**PROBLEM REQUIREMENTS**
Take from the listing each line that has the string "title".

--------

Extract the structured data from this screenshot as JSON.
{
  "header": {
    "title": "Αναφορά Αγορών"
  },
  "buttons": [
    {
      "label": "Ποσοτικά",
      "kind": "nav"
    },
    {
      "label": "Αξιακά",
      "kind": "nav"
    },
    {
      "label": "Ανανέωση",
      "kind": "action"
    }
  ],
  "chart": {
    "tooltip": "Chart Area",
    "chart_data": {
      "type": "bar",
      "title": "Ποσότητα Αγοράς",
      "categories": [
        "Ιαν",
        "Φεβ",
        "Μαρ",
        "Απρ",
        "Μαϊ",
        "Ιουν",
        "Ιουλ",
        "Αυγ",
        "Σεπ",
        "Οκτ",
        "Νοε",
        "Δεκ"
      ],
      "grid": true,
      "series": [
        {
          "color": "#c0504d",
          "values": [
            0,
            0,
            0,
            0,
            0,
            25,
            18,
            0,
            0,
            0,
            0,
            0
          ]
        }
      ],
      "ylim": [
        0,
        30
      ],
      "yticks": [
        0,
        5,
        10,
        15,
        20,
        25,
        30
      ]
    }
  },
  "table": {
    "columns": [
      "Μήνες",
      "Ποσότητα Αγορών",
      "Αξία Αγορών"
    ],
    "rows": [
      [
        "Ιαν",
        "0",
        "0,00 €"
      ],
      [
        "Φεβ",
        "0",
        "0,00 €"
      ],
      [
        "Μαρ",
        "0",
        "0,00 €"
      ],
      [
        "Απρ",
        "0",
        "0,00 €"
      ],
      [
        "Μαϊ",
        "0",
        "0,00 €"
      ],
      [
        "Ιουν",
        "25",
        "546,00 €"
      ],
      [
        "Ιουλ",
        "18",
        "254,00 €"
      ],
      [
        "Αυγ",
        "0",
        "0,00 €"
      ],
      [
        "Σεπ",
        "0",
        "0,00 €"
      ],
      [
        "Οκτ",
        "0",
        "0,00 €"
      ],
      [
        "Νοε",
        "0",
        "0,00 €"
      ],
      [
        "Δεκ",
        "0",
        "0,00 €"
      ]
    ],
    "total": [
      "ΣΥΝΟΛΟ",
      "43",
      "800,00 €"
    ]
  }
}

--------

**ANSWER TO THE PROBLEM**
    "title": "Αναφορά Αγορών"
      "title": "Ποσότητα Αγοράς",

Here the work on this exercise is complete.